(Items from a figure collection)

——

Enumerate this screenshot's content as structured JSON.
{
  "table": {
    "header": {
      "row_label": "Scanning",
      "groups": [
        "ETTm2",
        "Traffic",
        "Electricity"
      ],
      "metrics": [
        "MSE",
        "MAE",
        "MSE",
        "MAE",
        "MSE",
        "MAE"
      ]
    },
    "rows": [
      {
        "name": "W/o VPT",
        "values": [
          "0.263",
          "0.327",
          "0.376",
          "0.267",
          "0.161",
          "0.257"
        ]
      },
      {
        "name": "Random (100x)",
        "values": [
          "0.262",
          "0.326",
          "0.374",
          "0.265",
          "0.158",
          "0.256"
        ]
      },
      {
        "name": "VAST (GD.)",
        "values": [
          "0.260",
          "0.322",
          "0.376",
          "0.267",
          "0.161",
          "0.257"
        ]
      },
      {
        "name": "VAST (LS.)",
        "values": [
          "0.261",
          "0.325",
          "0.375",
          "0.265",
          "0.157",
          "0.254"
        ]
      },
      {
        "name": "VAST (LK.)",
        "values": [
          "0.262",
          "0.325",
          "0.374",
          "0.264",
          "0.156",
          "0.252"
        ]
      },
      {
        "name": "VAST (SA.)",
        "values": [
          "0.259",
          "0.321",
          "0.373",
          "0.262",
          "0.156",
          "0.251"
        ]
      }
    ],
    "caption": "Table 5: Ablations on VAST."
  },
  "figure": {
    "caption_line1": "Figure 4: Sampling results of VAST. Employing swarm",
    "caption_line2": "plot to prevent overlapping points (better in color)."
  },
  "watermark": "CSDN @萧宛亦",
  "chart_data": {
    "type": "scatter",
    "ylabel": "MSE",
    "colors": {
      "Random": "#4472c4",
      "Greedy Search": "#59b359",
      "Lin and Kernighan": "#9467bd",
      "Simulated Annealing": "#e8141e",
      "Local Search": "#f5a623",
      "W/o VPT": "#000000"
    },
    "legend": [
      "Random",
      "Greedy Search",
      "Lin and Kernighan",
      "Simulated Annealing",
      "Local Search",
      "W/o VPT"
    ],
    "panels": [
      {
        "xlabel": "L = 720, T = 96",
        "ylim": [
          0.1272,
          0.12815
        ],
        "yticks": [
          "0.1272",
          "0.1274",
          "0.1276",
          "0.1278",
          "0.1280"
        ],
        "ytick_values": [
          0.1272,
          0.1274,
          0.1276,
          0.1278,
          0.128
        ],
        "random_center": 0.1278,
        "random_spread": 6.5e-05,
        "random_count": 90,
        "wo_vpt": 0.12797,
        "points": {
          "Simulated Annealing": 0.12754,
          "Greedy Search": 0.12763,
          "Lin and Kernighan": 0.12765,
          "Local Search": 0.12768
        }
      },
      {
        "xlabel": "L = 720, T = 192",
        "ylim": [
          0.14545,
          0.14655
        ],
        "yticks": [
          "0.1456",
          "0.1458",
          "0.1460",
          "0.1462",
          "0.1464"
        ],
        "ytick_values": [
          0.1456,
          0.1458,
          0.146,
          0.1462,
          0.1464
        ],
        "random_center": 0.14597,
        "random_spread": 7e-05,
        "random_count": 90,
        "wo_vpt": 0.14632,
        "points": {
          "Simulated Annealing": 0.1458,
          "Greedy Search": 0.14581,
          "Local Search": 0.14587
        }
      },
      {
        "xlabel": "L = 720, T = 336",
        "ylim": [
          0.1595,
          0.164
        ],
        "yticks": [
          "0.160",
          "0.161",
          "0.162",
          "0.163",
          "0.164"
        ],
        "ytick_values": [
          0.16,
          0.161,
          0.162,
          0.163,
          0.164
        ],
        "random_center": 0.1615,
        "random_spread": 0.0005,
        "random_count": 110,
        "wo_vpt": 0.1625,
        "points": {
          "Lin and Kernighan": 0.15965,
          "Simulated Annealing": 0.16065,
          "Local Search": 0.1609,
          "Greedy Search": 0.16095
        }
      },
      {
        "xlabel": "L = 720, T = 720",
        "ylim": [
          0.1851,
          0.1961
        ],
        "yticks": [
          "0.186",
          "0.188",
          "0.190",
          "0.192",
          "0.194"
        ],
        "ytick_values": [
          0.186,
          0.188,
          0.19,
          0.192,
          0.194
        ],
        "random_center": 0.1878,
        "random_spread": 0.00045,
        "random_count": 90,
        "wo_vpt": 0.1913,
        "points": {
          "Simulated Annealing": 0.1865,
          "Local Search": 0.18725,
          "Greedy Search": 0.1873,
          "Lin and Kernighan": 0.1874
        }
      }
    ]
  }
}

——

_SHORT TASK:_
Copy down the whole of the data above, matching it exactly.

_SOLUTION FOR THIS PROBLEM:_
Enumerate this screenshot's content as structured JSON.
{
  "table": {
    "header": {
      "row_label": "Scanning",
      "groups": [
        "ETTm2",
        "Traffic",
        "Electricity"
      ],
      "metrics": [
        "MSE",
        "MAE",
        "MSE",
        "MAE",
        "MSE",
        "MAE"
      ]
    },
    "rows": [
      {
        "name": "W/o VPT",
        "values": [
          "0.263",
          "0.327",
          "0.376",
          "0.267",
          "0.161",
          "0.257"
        ]
      },
      {
        "name": "Random (100x)",
        "values": [
          "0.262",
          "0.326",
          "0.374",
          "0.265",
          "0.158",
          "0.256"
        ]
      },
      {
        "name": "VAST (GD.)",
        "values": [
          "0.260",
          "0.322",
          "0.376",
          "0.267",
          "0.161",
          "0.257"
        ]
      },
      {
        "name": "VAST (LS.)",
        "values": [
          "0.261",
          "0.325",
          "0.375",
          "0.265",
          "0.157",
          "0.254"
        ]
      },
      {
        "name": "VAST (LK.)",
        "values": [
          "0.262",
          "0.325",
          "0.374",
          "0.264",
          "0.156",
          "0.252"
        ]
      },
      {
        "name": "VAST (SA.)",
        "values": [
          "0.259",
          "0.321",
          "0.373",
          "0.262",
          "0.156",
          "0.251"
        ]
      }
    ],
    "caption": "Table 5: Ablations on VAST."
  },
  "figure": {
    "caption_line1": "Figure 4: Sampling results of VAST. Employing swarm",
    "caption_line2": "plot to prevent overlapping points (better in color)."
  },
  "watermark": "CSDN @萧宛亦",
  "chart_data": {
    "type": "scatter",
    "ylabel": "MSE",
    "colors": {
      "Random": "#4472c4",
      "Greedy Search": "#59b359",
      "Lin and Kernighan": "#9467bd",
      "Simulated Annealing": "#e8141e",
      "Local Search": "#f5a623",
      "W/o VPT": "#000000"
    },
    "legend": [
      "Random",
      "Greedy Search",
      "Lin and Kernighan",
      "Simulated Annealing",
      "Local Search",
      "W/o VPT"
    ],
    "panels": [
      {
        "xlabel": "L = 720, T = 96",
        "ylim": [
          0.1272,
          0.12815
        ],
        "yticks": [
          "0.1272",
          "0.1274",
          "0.1276",
          "0.1278",
          "0.1280"
        ],
        "ytick_values": [
          0.1272,
          0.1274,
          0.1276,
          0.1278,
          0.128
        ],
        "random_center": 0.1278,
        "random_spread": 6.5e-05,
        "random_count": 90,
        "wo_vpt": 0.12797,
        "points": {
          "Simulated Annealing": 0.12754,
          "Greedy Search": 0.12763,
          "Lin and Kernighan": 0.12765,
          "Local Search": 0.12768
        }
      },
      {
        "xlabel": "L = 720, T = 192",
        "ylim": [
          0.14545,
          0.14655
        ],
        "yticks": [
          "0.1456",
          "0.1458",
          "0.1460",
          "0.1462",
          "0.1464"
        ],
        "ytick_values": [
          0.1456,
          0.1458,
          0.146,
          0.1462,
          0.1464
        ],
        "random_center": 0.14597,
        "random_spread": 7e-05,
        "random_count": 90,
        "wo_vpt": 0.14632,
        "points": {
          "Simulated Annealing": 0.1458,
          "Greedy Search": 0.14581,
          "Local Search": 0.14587
        }
      },
      {
        "xlabel": "L = 720, T = 336",
        "ylim": [
          0.1595,
          0.164
        ],
        "yticks": [
          "0.160",
          "0.161",
          "0.162",
          "0.163",
          "0.164"
        ],
        "ytick_values": [
          0.16,
          0.161,
          0.162,
          0.163,
          0.164
        ],
        "random_center": 0.1615,
        "random_spread": 0.0005,
        "random_count": 110,
        "wo_vpt": 0.1625,
        "points": {
          "Lin and Kernighan": 0.15965,
          "Simulated Annealing": 0.16065,
          "Local Search": 0.1609,
          "Greedy Search": 0.16095
        }
      },
      {
        "xlabel": "L = 720, T = 720",
        "ylim": [
          0.1851,
          0.1961
        ],
        "yticks": [
          "0.186",
          "0.188",
          "0.190",
          "0.192",
          "0.194"
        ],
        "ytick_values": [
          0.186,
          0.188,
          0.19,
          0.192,
          0.194
        ],
        "random_center": 0.1878,
        "random_spread": 0.00045,
        "random_count": 90,
        "wo_vpt": 0.1913,
        "points": {
          "Simulated Annealing": 0.1865,
          "Local Search": 0.18725,
          "Greedy Search": 0.1873,
          "Lin and Kernighan": 0.1874
        }
      }
    ]
  }
}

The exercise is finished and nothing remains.